_Required work_
Your job is to retype all of the data word for word, leaving every image out.

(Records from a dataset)
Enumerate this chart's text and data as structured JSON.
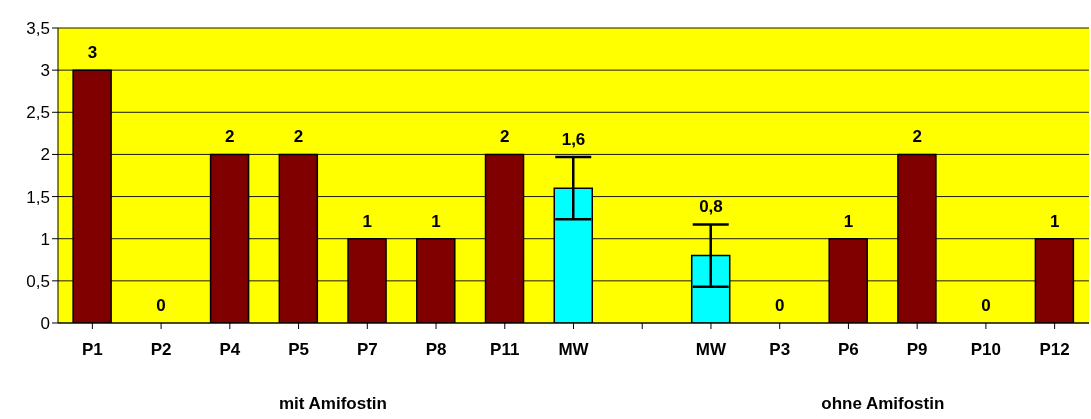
{
  "chart_data": {
    "type": "bar",
    "categories": [
      "P1",
      "P2",
      "P4",
      "P5",
      "P7",
      "P8",
      "P11",
      "MW",
      null,
      "MW",
      "P3",
      "P6",
      "P9",
      "P10",
      "P12"
    ],
    "values": [
      3,
      0,
      2,
      2,
      1,
      1,
      2,
      1.6,
      null,
      0.8,
      0,
      1,
      2,
      0,
      1
    ],
    "colors": [
      "#800000",
      "#800000",
      "#800000",
      "#800000",
      "#800000",
      "#800000",
      "#800000",
      "#00ffff",
      null,
      "#00ffff",
      "#800000",
      "#800000",
      "#800000",
      "#800000",
      "#800000"
    ],
    "errors": [
      null,
      null,
      null,
      null,
      null,
      null,
      null,
      0.37,
      null,
      0.37,
      null,
      null,
      null,
      null,
      null
    ],
    "value_labels": [
      "3",
      "0",
      "2",
      "2",
      "1",
      "1",
      "2",
      "1,6",
      null,
      "0,8",
      "0",
      "1",
      "2",
      "0",
      "1"
    ],
    "ylim": [
      0,
      3.5
    ],
    "yticks": [
      {
        "value": 0,
        "label": "0"
      },
      {
        "value": 0.5,
        "label": "0,5"
      },
      {
        "value": 1,
        "label": "1"
      },
      {
        "value": 1.5,
        "label": "1,5"
      },
      {
        "value": 2,
        "label": "2"
      },
      {
        "value": 2.5,
        "label": "2,5"
      },
      {
        "value": 3,
        "label": "3"
      },
      {
        "value": 3.5,
        "label": "3,5"
      }
    ],
    "grid": "y",
    "legend": false,
    "annotations": [
      "mit Amifostin",
      "ohne Amifostin"
    ]
  }
}
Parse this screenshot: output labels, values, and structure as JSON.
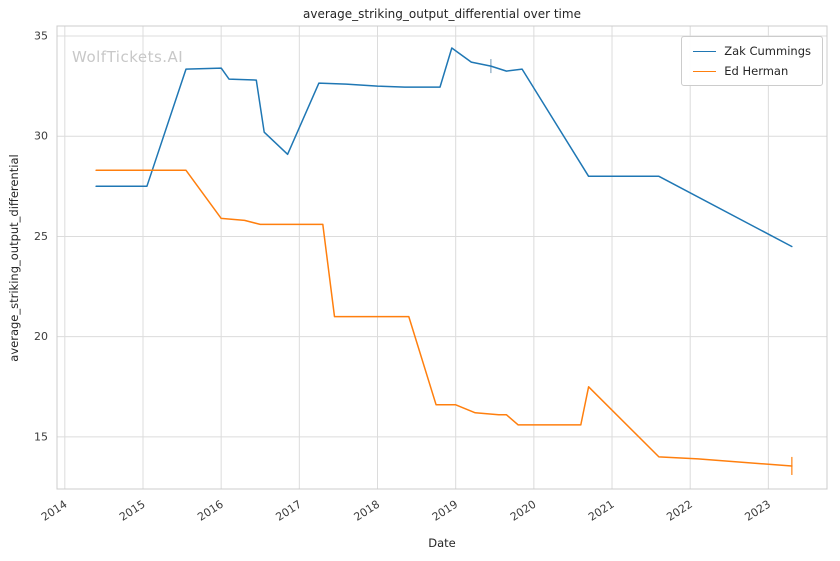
{
  "watermark": "WolfTickets.AI",
  "chart_data": {
    "type": "line",
    "title": "average_striking_output_differential over time",
    "xlabel": "Date",
    "ylabel": "average_striking_output_differential",
    "xlim": [
      2013.9,
      2023.75
    ],
    "ylim": [
      12.4,
      35.5
    ],
    "xticks": [
      2014,
      2015,
      2016,
      2017,
      2018,
      2019,
      2020,
      2021,
      2022,
      2023
    ],
    "yticks": [
      15,
      20,
      25,
      30,
      35
    ],
    "grid": true,
    "legend_position": "upper right",
    "series": [
      {
        "name": "Zak Cummings",
        "color": "#1f77b4",
        "points": [
          [
            2014.4,
            27.5
          ],
          [
            2015.05,
            27.5
          ],
          [
            2015.55,
            33.35
          ],
          [
            2016.0,
            33.4
          ],
          [
            2016.1,
            32.85
          ],
          [
            2016.45,
            32.8
          ],
          [
            2016.55,
            30.2
          ],
          [
            2016.85,
            29.1
          ],
          [
            2017.25,
            32.65
          ],
          [
            2017.6,
            32.6
          ],
          [
            2018.0,
            32.5
          ],
          [
            2018.35,
            32.45
          ],
          [
            2018.8,
            32.45
          ],
          [
            2018.95,
            34.4
          ],
          [
            2019.2,
            33.7
          ],
          [
            2019.45,
            33.5
          ],
          [
            2019.65,
            33.25
          ],
          [
            2019.85,
            33.35
          ],
          [
            2020.7,
            28.0
          ],
          [
            2021.6,
            28.0
          ],
          [
            2023.3,
            24.5
          ]
        ]
      },
      {
        "name": "Ed Herman",
        "color": "#ff7f0e",
        "points": [
          [
            2014.4,
            28.3
          ],
          [
            2015.1,
            28.3
          ],
          [
            2015.55,
            28.3
          ],
          [
            2016.0,
            25.9
          ],
          [
            2016.3,
            25.8
          ],
          [
            2016.5,
            25.6
          ],
          [
            2017.3,
            25.6
          ],
          [
            2017.45,
            21.0
          ],
          [
            2018.4,
            21.0
          ],
          [
            2018.75,
            16.6
          ],
          [
            2019.0,
            16.6
          ],
          [
            2019.25,
            16.2
          ],
          [
            2019.55,
            16.1
          ],
          [
            2019.65,
            16.1
          ],
          [
            2019.8,
            15.6
          ],
          [
            2020.6,
            15.6
          ],
          [
            2020.7,
            17.5
          ],
          [
            2021.6,
            14.0
          ],
          [
            2022.1,
            13.9
          ],
          [
            2023.3,
            13.55
          ]
        ]
      }
    ],
    "error_bars": [
      {
        "series": "Zak Cummings",
        "x": 2019.45,
        "y": 33.5,
        "err": 0.35,
        "color": "#9db8cc"
      },
      {
        "series": "Ed Herman",
        "x": 2023.3,
        "y": 13.55,
        "err": 0.45,
        "color": "#ff9b40"
      }
    ]
  }
}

_Solved problem_
Enumerate this chart's text and data as structured JSON.
{
  "chart_data": {
    "type": "bar",
    "categories": [
      "P1",
      "P2",
      "P4",
      "P5",
      "P7",
      "P8",
      "P11",
      "MW",
      null,
      "MW",
      "P3",
      "P6",
      "P9",
      "P10",
      "P12"
    ],
    "values": [
      3,
      0,
      2,
      2,
      1,
      1,
      2,
      1.6,
      null,
      0.8,
      0,
      1,
      2,
      0,
      1
    ],
    "colors": [
      "#800000",
      "#800000",
      "#800000",
      "#800000",
      "#800000",
      "#800000",
      "#800000",
      "#00ffff",
      null,
      "#00ffff",
      "#800000",
      "#800000",
      "#800000",
      "#800000",
      "#800000"
    ],
    "errors": [
      null,
      null,
      null,
      null,
      null,
      null,
      null,
      0.37,
      null,
      0.37,
      null,
      null,
      null,
      null,
      null
    ],
    "value_labels": [
      "3",
      "0",
      "2",
      "2",
      "1",
      "1",
      "2",
      "1,6",
      null,
      "0,8",
      "0",
      "1",
      "2",
      "0",
      "1"
    ],
    "ylim": [
      0,
      3.5
    ],
    "yticks": [
      {
        "value": 0,
        "label": "0"
      },
      {
        "value": 0.5,
        "label": "0,5"
      },
      {
        "value": 1,
        "label": "1"
      },
      {
        "value": 1.5,
        "label": "1,5"
      },
      {
        "value": 2,
        "label": "2"
      },
      {
        "value": 2.5,
        "label": "2,5"
      },
      {
        "value": 3,
        "label": "3"
      },
      {
        "value": 3.5,
        "label": "3,5"
      }
    ],
    "grid": "y",
    "legend": false,
    "annotations": [
      "mit Amifostin",
      "ohne Amifostin"
    ]
  }
}
Parse this screenshot: output labels, values, and structure as JSON.
{
  "watermark": "WolfTickets.AI",
  "chart_data": {
    "type": "line",
    "title": "average_striking_output_differential over time",
    "xlabel": "Date",
    "ylabel": "average_striking_output_differential",
    "xlim": [
      2013.9,
      2023.75
    ],
    "ylim": [
      12.4,
      35.5
    ],
    "xticks": [
      2014,
      2015,
      2016,
      2017,
      2018,
      2019,
      2020,
      2021,
      2022,
      2023
    ],
    "yticks": [
      15,
      20,
      25,
      30,
      35
    ],
    "grid": true,
    "legend_position": "upper right",
    "series": [
      {
        "name": "Zak Cummings",
        "color": "#1f77b4",
        "points": [
          [
            2014.4,
            27.5
          ],
          [
            2015.05,
            27.5
          ],
          [
            2015.55,
            33.35
          ],
          [
            2016.0,
            33.4
          ],
          [
            2016.1,
            32.85
          ],
          [
            2016.45,
            32.8
          ],
          [
            2016.55,
            30.2
          ],
          [
            2016.85,
            29.1
          ],
          [
            2017.25,
            32.65
          ],
          [
            2017.6,
            32.6
          ],
          [
            2018.0,
            32.5
          ],
          [
            2018.35,
            32.45
          ],
          [
            2018.8,
            32.45
          ],
          [
            2018.95,
            34.4
          ],
          [
            2019.2,
            33.7
          ],
          [
            2019.45,
            33.5
          ],
          [
            2019.65,
            33.25
          ],
          [
            2019.85,
            33.35
          ],
          [
            2020.7,
            28.0
          ],
          [
            2021.6,
            28.0
          ],
          [
            2023.3,
            24.5
          ]
        ]
      },
      {
        "name": "Ed Herman",
        "color": "#ff7f0e",
        "points": [
          [
            2014.4,
            28.3
          ],
          [
            2015.1,
            28.3
          ],
          [
            2015.55,
            28.3
          ],
          [
            2016.0,
            25.9
          ],
          [
            2016.3,
            25.8
          ],
          [
            2016.5,
            25.6
          ],
          [
            2017.3,
            25.6
          ],
          [
            2017.45,
            21.0
          ],
          [
            2018.4,
            21.0
          ],
          [
            2018.75,
            16.6
          ],
          [
            2019.0,
            16.6
          ],
          [
            2019.25,
            16.2
          ],
          [
            2019.55,
            16.1
          ],
          [
            2019.65,
            16.1
          ],
          [
            2019.8,
            15.6
          ],
          [
            2020.6,
            15.6
          ],
          [
            2020.7,
            17.5
          ],
          [
            2021.6,
            14.0
          ],
          [
            2022.1,
            13.9
          ],
          [
            2023.3,
            13.55
          ]
        ]
      }
    ],
    "error_bars": [
      {
        "series": "Zak Cummings",
        "x": 2019.45,
        "y": 33.5,
        "err": 0.35,
        "color": "#9db8cc"
      },
      {
        "series": "Ed Herman",
        "x": 2023.3,
        "y": 13.55,
        "err": 0.45,
        "color": "#ff9b40"
      }
    ]
  }
}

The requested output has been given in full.